• **STATED PROBLEM**
Repeat the listing in full, preserving every character.

(Saved entries)
◆ ◆ ◆ ◆ ◆

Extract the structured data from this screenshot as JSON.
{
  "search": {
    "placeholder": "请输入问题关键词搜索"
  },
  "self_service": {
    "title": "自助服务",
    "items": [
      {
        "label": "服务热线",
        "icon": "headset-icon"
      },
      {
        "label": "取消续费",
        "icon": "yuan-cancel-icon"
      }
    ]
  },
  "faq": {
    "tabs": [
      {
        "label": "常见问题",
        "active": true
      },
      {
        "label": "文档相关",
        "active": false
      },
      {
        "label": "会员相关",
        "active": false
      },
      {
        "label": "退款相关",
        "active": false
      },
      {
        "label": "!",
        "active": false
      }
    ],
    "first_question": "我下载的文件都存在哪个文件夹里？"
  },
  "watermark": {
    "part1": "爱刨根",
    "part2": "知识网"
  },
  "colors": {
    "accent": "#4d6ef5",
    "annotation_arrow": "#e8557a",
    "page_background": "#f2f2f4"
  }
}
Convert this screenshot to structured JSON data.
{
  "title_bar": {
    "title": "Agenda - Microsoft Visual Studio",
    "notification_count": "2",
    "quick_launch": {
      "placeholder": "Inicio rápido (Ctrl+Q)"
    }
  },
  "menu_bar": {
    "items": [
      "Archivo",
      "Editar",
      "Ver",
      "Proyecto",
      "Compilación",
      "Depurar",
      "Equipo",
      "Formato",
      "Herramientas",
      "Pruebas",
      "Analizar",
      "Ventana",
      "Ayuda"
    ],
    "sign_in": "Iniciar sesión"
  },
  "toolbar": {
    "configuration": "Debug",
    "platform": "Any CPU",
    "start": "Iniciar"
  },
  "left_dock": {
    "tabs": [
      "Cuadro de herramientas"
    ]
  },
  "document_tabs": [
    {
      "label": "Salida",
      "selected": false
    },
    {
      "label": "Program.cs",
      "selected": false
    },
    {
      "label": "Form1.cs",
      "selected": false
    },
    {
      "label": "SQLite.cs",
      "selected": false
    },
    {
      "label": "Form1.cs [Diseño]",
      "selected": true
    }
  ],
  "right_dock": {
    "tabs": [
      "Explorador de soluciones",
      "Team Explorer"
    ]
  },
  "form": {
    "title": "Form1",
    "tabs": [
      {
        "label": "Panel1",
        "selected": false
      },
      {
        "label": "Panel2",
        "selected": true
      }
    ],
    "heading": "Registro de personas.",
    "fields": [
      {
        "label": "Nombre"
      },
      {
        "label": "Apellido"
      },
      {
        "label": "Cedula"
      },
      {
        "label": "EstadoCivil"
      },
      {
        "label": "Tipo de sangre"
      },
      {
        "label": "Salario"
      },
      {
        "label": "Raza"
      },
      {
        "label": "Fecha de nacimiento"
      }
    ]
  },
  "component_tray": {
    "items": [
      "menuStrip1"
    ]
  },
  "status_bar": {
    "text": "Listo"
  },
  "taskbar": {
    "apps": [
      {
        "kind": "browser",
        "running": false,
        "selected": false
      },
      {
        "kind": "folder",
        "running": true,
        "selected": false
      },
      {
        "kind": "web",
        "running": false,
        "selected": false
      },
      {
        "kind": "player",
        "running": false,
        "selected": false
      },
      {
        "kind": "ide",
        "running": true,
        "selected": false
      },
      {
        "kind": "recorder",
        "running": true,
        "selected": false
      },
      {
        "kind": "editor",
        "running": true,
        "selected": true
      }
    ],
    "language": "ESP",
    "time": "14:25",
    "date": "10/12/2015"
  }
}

◆ ◆ ◆ ◆ ◆

• **ANSWER FOR THE TASK**
Extract the structured data from this screenshot as JSON.
{
  "search": {
    "placeholder": "请输入问题关键词搜索"
  },
  "self_service": {
    "title": "自助服务",
    "items": [
      {
        "label": "服务热线",
        "icon": "headset-icon"
      },
      {
        "label": "取消续费",
        "icon": "yuan-cancel-icon"
      }
    ]
  },
  "faq": {
    "tabs": [
      {
        "label": "常见问题",
        "active": true
      },
      {
        "label": "文档相关",
        "active": false
      },
      {
        "label": "会员相关",
        "active": false
      },
      {
        "label": "退款相关",
        "active": false
      },
      {
        "label": "!",
        "active": false
      }
    ],
    "first_question": "我下载的文件都存在哪个文件夹里？"
  },
  "watermark": {
    "part1": "爱刨根",
    "part2": "知识网"
  },
  "colors": {
    "accent": "#4d6ef5",
    "annotation_arrow": "#e8557a",
    "page_background": "#f2f2f4"
  }
}
Convert this screenshot to structured JSON data.
{
  "title_bar": {
    "title": "Agenda - Microsoft Visual Studio",
    "notification_count": "2",
    "quick_launch": {
      "placeholder": "Inicio rápido (Ctrl+Q)"
    }
  },
  "menu_bar": {
    "items": [
      "Archivo",
      "Editar",
      "Ver",
      "Proyecto",
      "Compilación",
      "Depurar",
      "Equipo",
      "Formato",
      "Herramientas",
      "Pruebas",
      "Analizar",
      "Ventana",
      "Ayuda"
    ],
    "sign_in": "Iniciar sesión"
  },
  "toolbar": {
    "configuration": "Debug",
    "platform": "Any CPU",
    "start": "Iniciar"
  },
  "left_dock": {
    "tabs": [
      "Cuadro de herramientas"
    ]
  },
  "document_tabs": [
    {
      "label": "Salida",
      "selected": false
    },
    {
      "label": "Program.cs",
      "selected": false
    },
    {
      "label": "Form1.cs",
      "selected": false
    },
    {
      "label": "SQLite.cs",
      "selected": false
    },
    {
      "label": "Form1.cs [Diseño]",
      "selected": true
    }
  ],
  "right_dock": {
    "tabs": [
      "Explorador de soluciones",
      "Team Explorer"
    ]
  },
  "form": {
    "title": "Form1",
    "tabs": [
      {
        "label": "Panel1",
        "selected": false
      },
      {
        "label": "Panel2",
        "selected": true
      }
    ],
    "heading": "Registro de personas.",
    "fields": [
      {
        "label": "Nombre"
      },
      {
        "label": "Apellido"
      },
      {
        "label": "Cedula"
      },
      {
        "label": "EstadoCivil"
      },
      {
        "label": "Tipo de sangre"
      },
      {
        "label": "Salario"
      },
      {
        "label": "Raza"
      },
      {
        "label": "Fecha de nacimiento"
      }
    ]
  },
  "component_tray": {
    "items": [
      "menuStrip1"
    ]
  },
  "status_bar": {
    "text": "Listo"
  },
  "taskbar": {
    "apps": [
      {
        "kind": "browser",
        "running": false,
        "selected": false
      },
      {
        "kind": "folder",
        "running": true,
        "selected": false
      },
      {
        "kind": "web",
        "running": false,
        "selected": false
      },
      {
        "kind": "player",
        "running": false,
        "selected": false
      },
      {
        "kind": "ide",
        "running": true,
        "selected": false
      },
      {
        "kind": "recorder",
        "running": true,
        "selected": false
      },
      {
        "kind": "editor",
        "running": true,
        "selected": true
      }
    ],
    "language": "ESP",
    "time": "14:25",
    "date": "10/12/2015"
  }
}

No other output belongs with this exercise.